■ PASSAGE GIVEN:
I Read It for the Articles is the Stock Phrase people use to avoid catching any flak over liking a media product which has parts to it that are not popular or socially acceptable - instead, the individual can cite the more respectable elements of the product and claim they have no interest in, say, the full-frontal nudity or the brutal violence.
The reason that particular joke became ubiquitous is that, at least in The '60s and The '70s, the excuse had a kernel of truth to it. Playboy paid writers nearly three times as much as other publications, meaning that it drew considerable talent, such as Jack Kerouac, Stephen King and Arthur C. Clarke, and interviewed interesting people like Martin Luther King Jr., Fidel Castro, and John Lennon, who gave the last major interview of his life to Playboy just four months before his murder. It used to feature a variety of short stories, snippets, and interviews that wouldn't be out of place in The New Yorker... just surrounded by pictures of naked women. In fact, Playboy is one of the top selling Braille magazines, even though it completely lacks its usual selling point.
Writers from the era will tell you that getting published in Playboy really was a big deal. In 2015 Playboy announced they were dropping nudity - largely because The Internet Is for Porn destroyed their business model, but also in the face of accusations that Playboy was suffering Magazine Decay (few articles, almost all exploitative Fanservice). However, they later announced that they were bringing back nude photo shoots after a year-long absence starting in 2017.
Changing social morals have rendered this something of an outdated trope, as audiences have shown they have no problem with explicit sexual content in TV and film. To whit: someone who watches a critically acclaimed or sexually explicit show like Girls or Masters of Sex has seen more than 70's magazine readers ever saw in Playboy. And with a staggering amount of pornography always just a few keystrokes away on the Internet, the idea of being scandalized by a few naked pictures is almost quaint. The modern-day version of this would probably be defending a series Best Known for the Fanservice, which has rather different connotations—less "that show is obscene", more "that show is trash."
Just to be clear, this is in-universe examples only. Works that you or the fandom consider Guilty Pleasures are not examples of this trope.
- The Discovery Channel used this trope to market the show Smash Lab when it premiered.
"If anyone asks, you watch it for the science. But we know the real reason."
- At least at one point, Playboy sold and advertised shirts with their logo in small and the trope name in large print.
- Playboy actually sold compilations of all its articles. You can get the last Playboy John Lennon interview as a book too.
- The founder actually stated that, without the naughty pictures, Playboy would have been a literary magazine.
- One commercial for the fanservice-ridden Dead or Alive 3 for has a player insisting he only plays it for the fighting.
- An advertisement for Heineken in Australian Penthouse in the 90s showed a cardboard six pack of the beer and claimed "We know you only buy it for the articles inside".
- Early in Death Note manga, Light's younger sister found a dirty magazine is his room, which he claims he only read for the article about Kira. In fact, he doesn't read it for the articles, either — the magazine is meant to keep the Death Note hidden by being a relatively-innocent explanation for all his security measures.
- In one sketch, the French comedian trio Les Inconnus mentioned the magazine Photo, an art photography magazine featuring naked models, which can "provide a good alibi" when in society:
"...it looks very smart, you can read it in front of people: '- what are you reading ?' '- I'm reading Photo... You know, I recently took an interest in photography...'"

■ COMPLETE THE FOLLOWING:
1. In the piece on the "I Read It for the Articles" phrase, in what year did Playboy announce it was dropping nudity?
2. Write out the piece on the "I Read It for the Articles" phrase from "The reason that" to "usual selling point.".
3. Pick up the piece on the "I Read It for the Articles" phrase where it stops and keep writing.

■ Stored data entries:
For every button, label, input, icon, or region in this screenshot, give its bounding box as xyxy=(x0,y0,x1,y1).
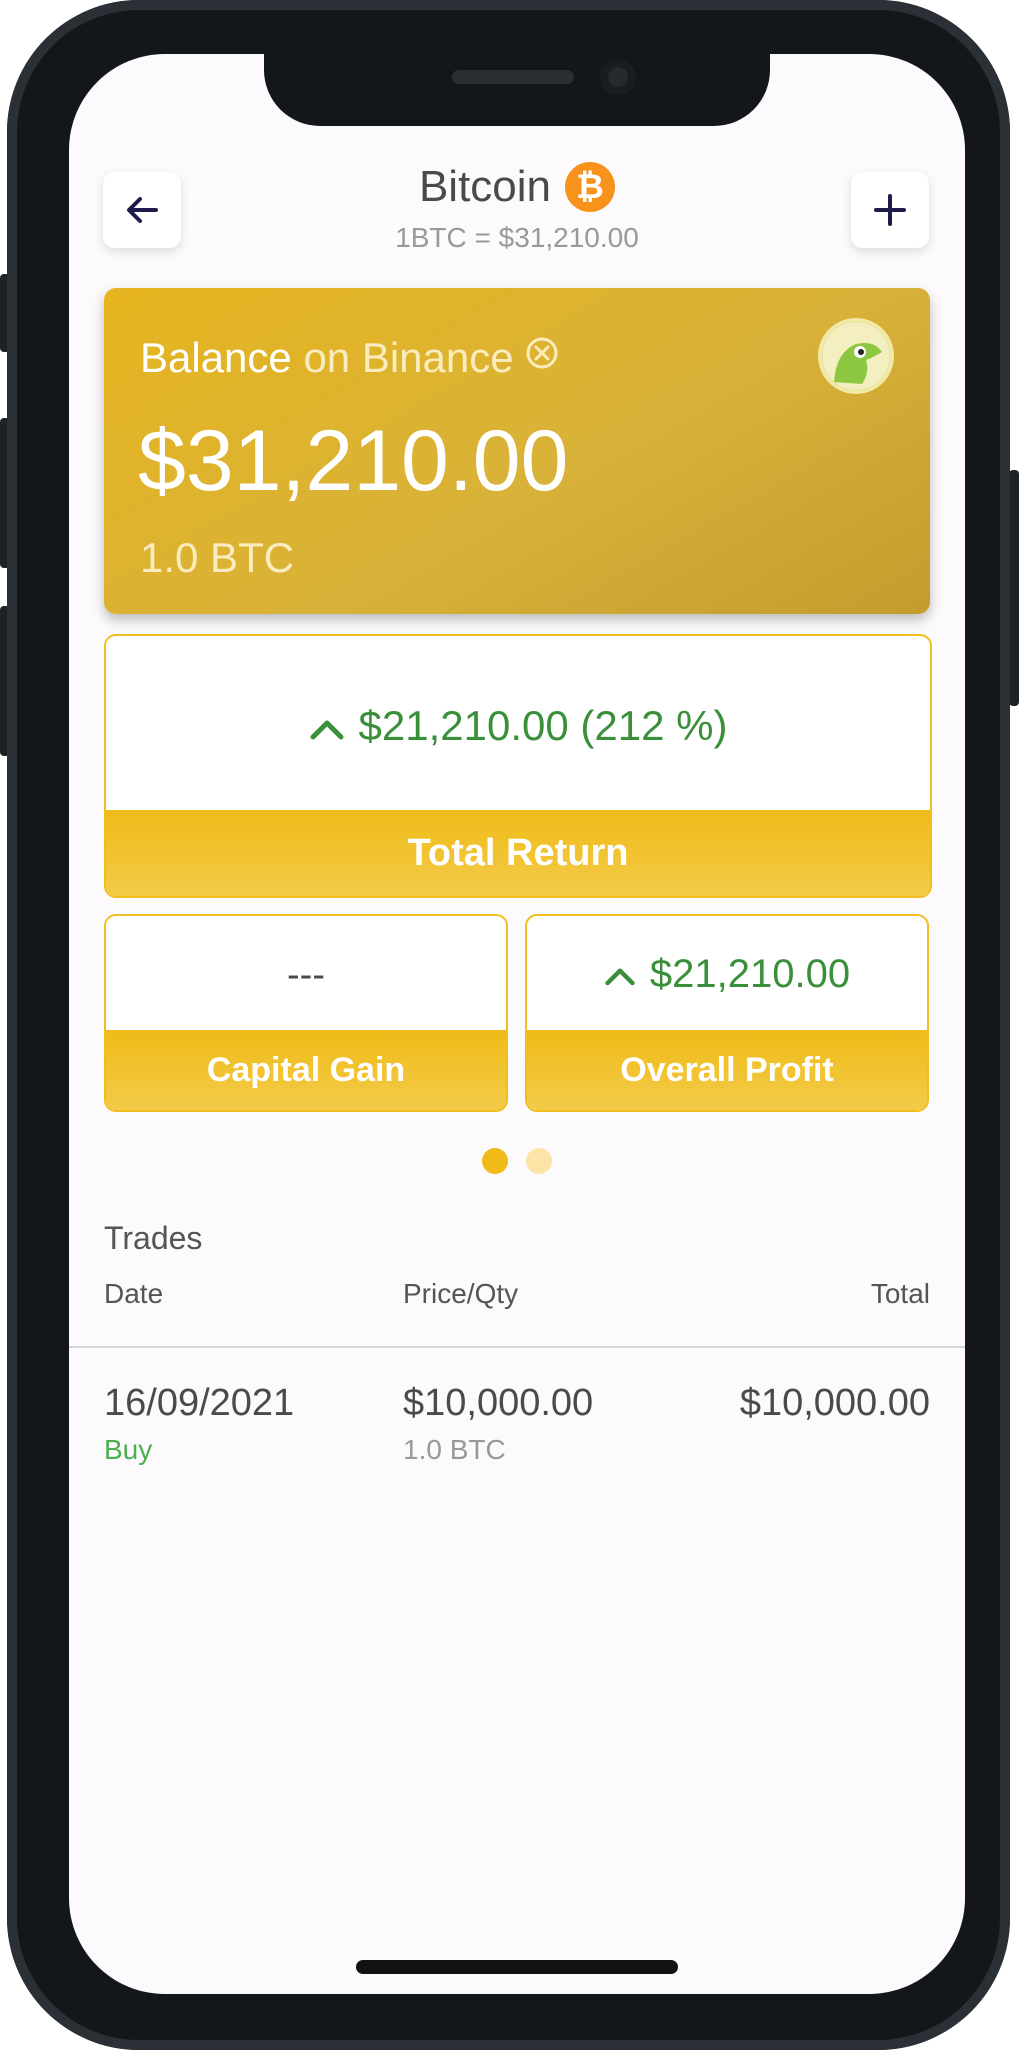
capital-gain-label: Capital Gain xyxy=(106,1030,506,1110)
coingecko-icon xyxy=(822,322,890,390)
divider xyxy=(69,1346,965,1348)
overall-profit-label: Overall Profit xyxy=(527,1030,927,1110)
exchange-rate: 1BTC = $31,210.00 xyxy=(395,222,639,253)
total-return-value: $21,210.00 (212 %) xyxy=(358,702,728,749)
trade-total: $10,000.00 xyxy=(739,1382,930,1424)
trades-title: Trades xyxy=(104,1220,203,1256)
trade-quantity: 1.0 BTC xyxy=(403,1434,506,1465)
chevron-up-icon xyxy=(605,968,635,986)
add-trade-button[interactable] xyxy=(851,172,929,248)
plus-icon xyxy=(874,194,906,226)
power-button xyxy=(1009,470,1019,706)
exchange-name: on Binance xyxy=(303,334,514,381)
overall-profit-value: $21,210.00 xyxy=(649,952,851,996)
capital-gain-value: --- xyxy=(287,954,325,996)
chevron-up-icon xyxy=(310,720,344,740)
balance-label-row: Balance on Binance xyxy=(140,334,559,382)
bitcoin-icon: ₿ xyxy=(565,162,616,212)
balance-card[interactable]: Balance on Binance $31,210.00 1.0 BTC xyxy=(104,288,930,614)
notch xyxy=(264,54,770,126)
capital-gain-card[interactable]: --- Capital Gain xyxy=(104,914,508,1112)
page-dot-active[interactable] xyxy=(482,1148,508,1174)
phone-frame: Bitcoin ₿ 1BTC = $31,210.00 Balance on B… xyxy=(7,0,1010,2050)
overall-profit-value-row: $21,210.00 xyxy=(527,952,927,997)
column-header-date: Date xyxy=(104,1278,164,1309)
trade-price: $10,000.00 xyxy=(403,1382,594,1424)
camera xyxy=(600,59,636,95)
overall-profit-card[interactable]: $21,210.00 Overall Profit xyxy=(525,914,929,1112)
balance-quantity: 1.0 BTC xyxy=(140,534,295,581)
trade-type: Buy xyxy=(104,1434,153,1465)
page-indicator xyxy=(69,1148,965,1174)
total-return-label: Total Return xyxy=(106,810,930,896)
column-header-total: Total xyxy=(870,1278,930,1309)
balance-label: Balance xyxy=(140,334,292,381)
speaker xyxy=(452,70,574,84)
home-indicator[interactable] xyxy=(356,1960,678,1974)
total-return-value-row: $21,210.00 (212 %) xyxy=(106,702,930,750)
balance-amount: $31,210.00 xyxy=(138,413,569,509)
page-dot[interactable] xyxy=(526,1148,552,1174)
app-screen: Bitcoin ₿ 1BTC = $31,210.00 Balance on B… xyxy=(69,54,965,1994)
column-header-price-qty: Price/Qty xyxy=(403,1278,519,1309)
total-return-card[interactable]: $21,210.00 (212 %) Total Return xyxy=(104,634,932,898)
close-circle-icon[interactable] xyxy=(525,336,559,370)
trade-date: 16/09/2021 xyxy=(104,1382,295,1424)
coin-name: Bitcoin xyxy=(418,162,552,211)
coin-title: Bitcoin ₿ xyxy=(69,162,965,212)
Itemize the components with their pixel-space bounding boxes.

■ TASK RESULTS:
1. 2015

2.
The reason that particular joke became ubiquitous is that, at least in The '60s and The '70s, the excuse had a kernel of truth to it. Playboy paid writers nearly three times as much as other publications, meaning that it drew considerable talent, such as Jack Kerouac, Stephen King and Arthur C. Clarke, and interviewed interesting people like Martin Luther King Jr., Fidel Castro, and John Lennon, who gave the last major interview of his life to Playboy just four months before his murder. It used to feature a variety of short stories, snippets, and interviews that wouldn't be out of place in The New Yorker... just surrounded by pictures of naked women. In fact, Playboy is one of the top selling Braille magazines, even though it completely lacks its usual selling point.

3.
- In the Robin Williams show Weapons Of Self Destruction, he takes a jab at NASCAR fans.
Robin: "I watch NASCAR for the driving." Yeah, and I watch porn for the acting. YOU LIAR!!!
- In Batgirl (Rebirth) #25, Mad Hatter associate March Harriet, is explaining her backstory, which involves being a thinly-disguised Playboy bunny who discovered her boss was marketing stolen Hatter tech. Explaining why Not Hugh Hefner would even have a tech launch she says "Some people do read Menagerie for the articles".
- From FoxTrot:
Andy: Peter, I found something interesting under your mattress.
Peter: Mom, I swear, I only read those magazines for the articles!
Andy: I meant this baseball mitt.
Peter: I put it there to break it in.
Andy: Now, about those magazines...
Peter: Oh, you mean my Scientific American collection?
- Another strip has Jason excitedly carrying a stack of National Geographics. Roger assumes that he intends to use it as Poor Man's Porn, but it turns out he and his pal Marcus actually were interested in the articles, particularly the Apollo 11 pictures.
- In another one, Peter claims to have bought the Sports Illustrated Swimsuit Edition for an article on marlin fishing off Bora Bora. His mother offers to cut the article out for him and his impassioned response is "And read it out of context?"
- Parodied in Pooch Café when Chaz tries to convince Poncho that a collarless dog is still decent by showing him wolf photos. (Kinda gives a new meaning to National Geographic Nudity.)
- The Wizard of Id had a strip where the Wizard is told by his shrewish wife that his girly magazine arrived in the mail. The Wizard objects, noting the fine articles in it; she says that she's glad he thinks that way, because she cut out the pictures (which horrifies the Wizard).
- Alex: In one strip Clive his shocked when he flicks through his boss's collection of leatherbound Victorian pornography and discovers how explicit they are. Penny remarks that he shouldn't be, as they were that era's equivalent of Playboy and Penthouse. Clive responds that this is why he thought they would have the occasional article about Stephenson's Rocket or spinning jennys in them, so that a chap could claim to be reading them for that.
- Dragon Magazine had a one-shot comic in one issue of a red dragon holding a copy of the magazine saying "my wife thinks I read it for the articles."
- Subverted by Neil Gaiman's introduction to 50 Years of Playboy Cartoons by Gahan Wilson, where he says "I have an embarrassing admission to make: when I was a barely pubertal schoolboy I did not look at Playboy for the articles. I did not actually care about the articles. Interviews with American politicians or movie stars left me unmoved, reviews of stereo equipment or sports cars or cocktails meant nothing to me. No, I went to Playboy for the pictures." Then Double Subverted when he clarifies he means these pictures, not the photos of "pneumatic, terrifying creatures, quite unlike the girls at local schools I would stare at awkwardly".
- Played for Laughs in Conversations with a Cryptid. When All for One finds out Izuku also reads the Conspiracy, a niche dark web news forum for criminals:
Izuku: I read it for the articles on Quirks.
All for One: That was my excuse too. No one believed me.
- A throwaway gag in Harry Potter fanfic Make A Wish has Moody "find" a code in one of Mr Black's messages that Dumbledore identifies as the measurements of that month's Playwizard centerfold. He claims he reads it for the articles, but then Tonks mentions one of those articles and Dumbledore is mystified about it.
- In a review of The Bourne Legacy in The Irish Times, film critic Donald Clarke joked that people who claim to watch The Bourne Series for the plot are rather analogous to people who claim to read Playboy for the articles.
- In Major League II, catcher Rube Baker actually does read Playboy for the articles...which the coaching staff uses to help him get over his throwing problems.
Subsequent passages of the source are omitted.